Recorded data
━━━━━━━━━━━━━━━━━━━━━━━━━━━━━━
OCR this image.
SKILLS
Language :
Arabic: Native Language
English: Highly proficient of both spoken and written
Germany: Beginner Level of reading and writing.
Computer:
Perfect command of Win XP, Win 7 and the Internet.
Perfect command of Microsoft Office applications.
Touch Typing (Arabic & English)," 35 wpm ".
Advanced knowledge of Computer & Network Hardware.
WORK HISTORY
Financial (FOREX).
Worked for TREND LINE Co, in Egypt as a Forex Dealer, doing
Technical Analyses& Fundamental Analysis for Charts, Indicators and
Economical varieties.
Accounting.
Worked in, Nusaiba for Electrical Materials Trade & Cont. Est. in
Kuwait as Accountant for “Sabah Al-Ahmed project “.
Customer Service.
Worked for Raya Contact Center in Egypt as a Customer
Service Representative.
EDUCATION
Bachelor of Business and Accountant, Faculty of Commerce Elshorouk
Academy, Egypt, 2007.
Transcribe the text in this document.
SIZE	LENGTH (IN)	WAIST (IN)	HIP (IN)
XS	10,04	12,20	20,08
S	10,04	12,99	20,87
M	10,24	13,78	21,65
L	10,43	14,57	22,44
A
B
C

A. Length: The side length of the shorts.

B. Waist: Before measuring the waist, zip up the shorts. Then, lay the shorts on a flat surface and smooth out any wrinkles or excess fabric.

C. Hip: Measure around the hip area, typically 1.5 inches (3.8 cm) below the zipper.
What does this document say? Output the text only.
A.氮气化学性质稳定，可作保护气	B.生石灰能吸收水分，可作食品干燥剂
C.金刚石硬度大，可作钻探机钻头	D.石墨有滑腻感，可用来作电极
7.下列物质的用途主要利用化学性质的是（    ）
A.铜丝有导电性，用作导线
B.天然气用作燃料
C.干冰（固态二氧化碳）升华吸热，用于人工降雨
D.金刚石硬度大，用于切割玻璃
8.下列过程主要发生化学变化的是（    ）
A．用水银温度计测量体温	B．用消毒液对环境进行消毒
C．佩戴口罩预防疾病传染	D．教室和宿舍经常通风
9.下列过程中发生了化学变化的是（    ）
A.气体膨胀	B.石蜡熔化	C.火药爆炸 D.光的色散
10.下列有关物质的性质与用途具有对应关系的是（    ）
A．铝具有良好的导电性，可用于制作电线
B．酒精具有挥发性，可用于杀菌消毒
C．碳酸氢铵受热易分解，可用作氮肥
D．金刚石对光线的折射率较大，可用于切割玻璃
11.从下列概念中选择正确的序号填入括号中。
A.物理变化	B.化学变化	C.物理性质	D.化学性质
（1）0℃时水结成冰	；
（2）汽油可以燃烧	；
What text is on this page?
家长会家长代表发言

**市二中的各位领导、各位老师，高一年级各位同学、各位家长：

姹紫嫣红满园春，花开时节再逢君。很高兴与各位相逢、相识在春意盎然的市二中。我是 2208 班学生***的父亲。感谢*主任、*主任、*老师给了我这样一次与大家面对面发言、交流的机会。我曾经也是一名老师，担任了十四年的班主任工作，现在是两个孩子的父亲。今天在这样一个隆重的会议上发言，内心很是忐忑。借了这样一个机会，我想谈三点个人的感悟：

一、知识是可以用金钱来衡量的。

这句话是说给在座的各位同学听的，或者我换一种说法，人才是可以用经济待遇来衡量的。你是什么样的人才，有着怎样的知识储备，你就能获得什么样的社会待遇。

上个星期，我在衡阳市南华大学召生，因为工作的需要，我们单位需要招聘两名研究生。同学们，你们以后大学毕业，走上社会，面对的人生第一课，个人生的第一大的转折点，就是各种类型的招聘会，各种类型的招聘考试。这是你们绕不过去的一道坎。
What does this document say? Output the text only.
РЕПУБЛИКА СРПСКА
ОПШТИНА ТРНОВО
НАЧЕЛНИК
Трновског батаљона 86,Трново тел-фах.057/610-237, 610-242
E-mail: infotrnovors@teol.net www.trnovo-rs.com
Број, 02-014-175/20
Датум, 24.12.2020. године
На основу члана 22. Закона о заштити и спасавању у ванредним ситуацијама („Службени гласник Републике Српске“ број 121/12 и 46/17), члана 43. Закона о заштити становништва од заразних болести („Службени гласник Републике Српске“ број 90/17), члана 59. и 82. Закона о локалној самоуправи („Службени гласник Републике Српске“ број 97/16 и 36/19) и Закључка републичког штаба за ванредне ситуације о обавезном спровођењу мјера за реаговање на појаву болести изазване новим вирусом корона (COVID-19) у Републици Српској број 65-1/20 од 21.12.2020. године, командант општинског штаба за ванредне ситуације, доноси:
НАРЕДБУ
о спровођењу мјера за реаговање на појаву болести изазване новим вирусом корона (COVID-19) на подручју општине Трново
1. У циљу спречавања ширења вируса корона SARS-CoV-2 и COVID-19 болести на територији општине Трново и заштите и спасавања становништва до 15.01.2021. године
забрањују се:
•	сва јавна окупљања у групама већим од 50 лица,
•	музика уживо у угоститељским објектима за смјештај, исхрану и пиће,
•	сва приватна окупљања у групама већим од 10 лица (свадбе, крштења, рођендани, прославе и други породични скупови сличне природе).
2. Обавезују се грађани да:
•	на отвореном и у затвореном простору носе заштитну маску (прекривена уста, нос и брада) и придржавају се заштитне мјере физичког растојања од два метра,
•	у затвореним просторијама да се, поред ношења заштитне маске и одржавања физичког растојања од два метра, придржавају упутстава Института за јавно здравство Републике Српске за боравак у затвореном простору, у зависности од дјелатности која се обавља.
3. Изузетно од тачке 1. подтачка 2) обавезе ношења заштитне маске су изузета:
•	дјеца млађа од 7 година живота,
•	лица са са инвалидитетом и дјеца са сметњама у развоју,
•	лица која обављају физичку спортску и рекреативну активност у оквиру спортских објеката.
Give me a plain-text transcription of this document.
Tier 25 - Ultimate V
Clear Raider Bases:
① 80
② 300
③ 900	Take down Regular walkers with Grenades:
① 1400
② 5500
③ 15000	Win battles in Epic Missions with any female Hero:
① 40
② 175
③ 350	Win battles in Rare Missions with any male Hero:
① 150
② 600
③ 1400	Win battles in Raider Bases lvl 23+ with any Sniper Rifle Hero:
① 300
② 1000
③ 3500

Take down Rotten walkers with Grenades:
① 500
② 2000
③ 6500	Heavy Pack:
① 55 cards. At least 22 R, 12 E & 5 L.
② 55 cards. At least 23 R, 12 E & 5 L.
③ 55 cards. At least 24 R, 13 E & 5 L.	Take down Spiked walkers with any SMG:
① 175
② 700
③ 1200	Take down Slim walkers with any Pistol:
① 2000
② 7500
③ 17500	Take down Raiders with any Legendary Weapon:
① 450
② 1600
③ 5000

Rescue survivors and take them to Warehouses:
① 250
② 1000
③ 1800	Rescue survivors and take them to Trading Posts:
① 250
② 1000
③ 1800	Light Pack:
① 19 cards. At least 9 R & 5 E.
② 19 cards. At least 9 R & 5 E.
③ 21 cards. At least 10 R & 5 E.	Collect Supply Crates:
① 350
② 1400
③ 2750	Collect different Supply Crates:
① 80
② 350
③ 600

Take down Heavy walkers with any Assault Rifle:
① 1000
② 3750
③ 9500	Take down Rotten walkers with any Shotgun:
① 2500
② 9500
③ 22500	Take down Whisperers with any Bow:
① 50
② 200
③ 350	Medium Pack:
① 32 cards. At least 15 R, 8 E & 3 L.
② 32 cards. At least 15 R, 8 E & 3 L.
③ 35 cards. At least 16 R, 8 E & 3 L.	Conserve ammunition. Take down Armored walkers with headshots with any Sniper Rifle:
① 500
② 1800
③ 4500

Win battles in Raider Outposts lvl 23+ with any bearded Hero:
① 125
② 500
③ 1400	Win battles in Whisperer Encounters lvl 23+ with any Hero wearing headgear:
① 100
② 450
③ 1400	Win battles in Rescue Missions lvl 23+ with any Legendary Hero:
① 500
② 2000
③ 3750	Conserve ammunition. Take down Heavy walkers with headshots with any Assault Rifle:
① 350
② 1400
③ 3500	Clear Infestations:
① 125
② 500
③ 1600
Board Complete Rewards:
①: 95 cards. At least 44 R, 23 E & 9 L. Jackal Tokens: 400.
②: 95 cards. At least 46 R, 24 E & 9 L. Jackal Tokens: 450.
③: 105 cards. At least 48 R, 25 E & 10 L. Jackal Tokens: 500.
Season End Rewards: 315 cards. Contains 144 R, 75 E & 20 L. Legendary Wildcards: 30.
━━━━━━━━━━━━━━━━━━━━━━━━━━━━━━
*DIRECTIONS*. Return each line of the listing that holds the string "мјера".

*SOLUTION*.
На основу члана 22. Закона о заштити и спасавању у ванредним ситуацијама („Службени гласник Републике Српске“ број 121/12 и 46/17), члана 43. Закона о заштити становништва од заразних болести („Службени гласник Републике Српске“ број 90/17), члана 59. и 82. Закона о локалној самоуправи („Службени гласник Републике Српске“ број 97/16 и 36/19) и Закључка републичког штаба за ванредне ситуације о обавезном спровођењу мјера за реаговање на појаву болести изазване новим вирусом корона (COVID-19) у Републици Српској број 65-1/20 од 21.12.2020. године, командант општинског штаба за ванредне ситуације, доноси:
о спровођењу мјера за реаговање на појаву болести изазване новим вирусом корона (COVID-19) на подручју општине Трново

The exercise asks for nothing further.